* [Brief]:
Look through the lines below and extract each one that contains "обозначение".

## Start Provided information

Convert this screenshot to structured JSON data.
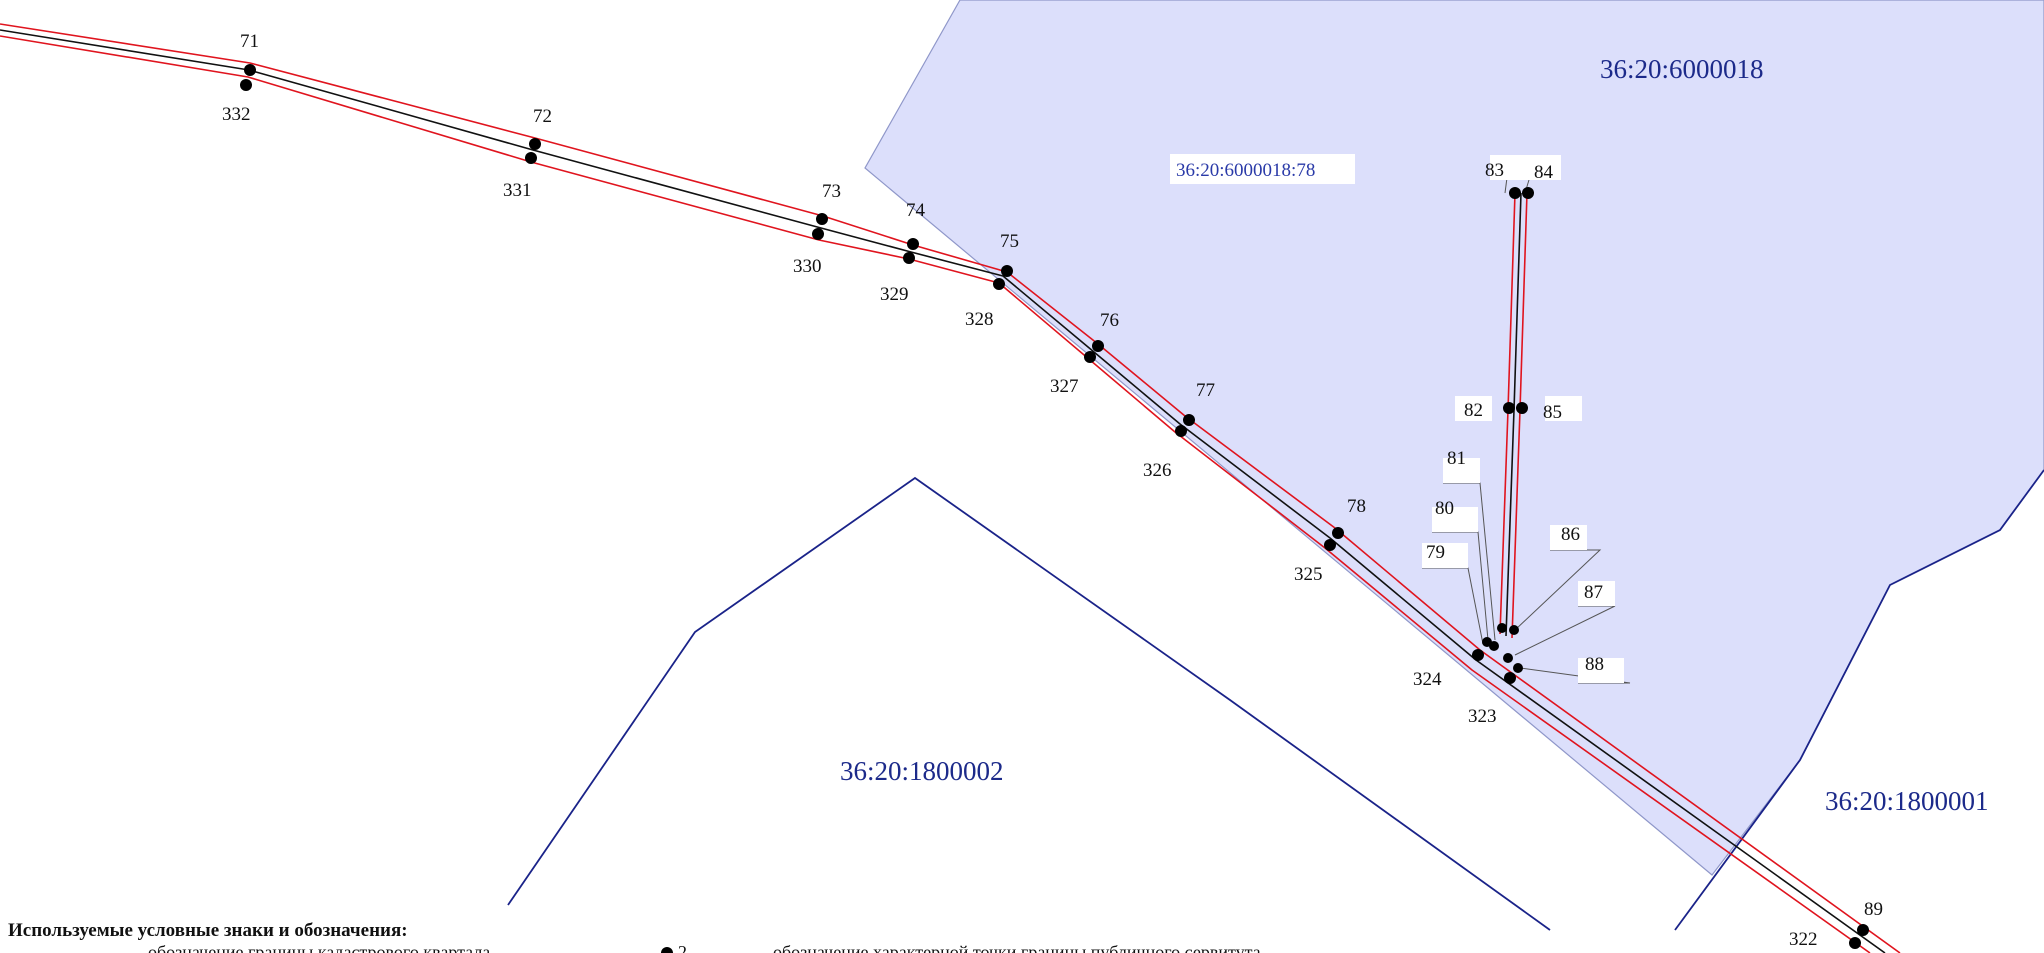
{
  "quarters": [
    {
      "id": "q1",
      "label": "36:20:6000018"
    },
    {
      "id": "q2",
      "label": "36:20:1800002"
    },
    {
      "id": "q3",
      "label": "36:20:1800001"
    }
  ],
  "parcel": {
    "label": "36:20:6000018:78"
  },
  "points": {
    "upper": [
      "71",
      "72",
      "73",
      "74",
      "75",
      "76",
      "77",
      "78",
      "79",
      "80",
      "81",
      "82",
      "83",
      "84",
      "85",
      "86",
      "87",
      "88",
      "89"
    ],
    "lower": [
      "332",
      "331",
      "330",
      "329",
      "328",
      "327",
      "326",
      "325",
      "324",
      "323",
      "322"
    ]
  },
  "legend": {
    "title": "Используемые условные знаки и обозначения:",
    "item1_text": "обозначение границы кадастрового квартала",
    "item2_symbol": "2",
    "item2_text": "обозначение характерной точки границы публичного сервитута"
  },
  "colors": {
    "parcel_fill": "#dcdffb",
    "parcel_edge": "#8f97c9",
    "quarter_border": "#1a2389",
    "line_red": "#e0141e",
    "line_black": "#111111",
    "quarter_text": "#1c2a8a",
    "parcel_text": "#2a3aa8"
  }
}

## End Provided information

* [The result]:
    "item1_text": "обозначение границы кадастрового квартала",
    "item2_text": "обозначение характерной точки границы публичного сервитута"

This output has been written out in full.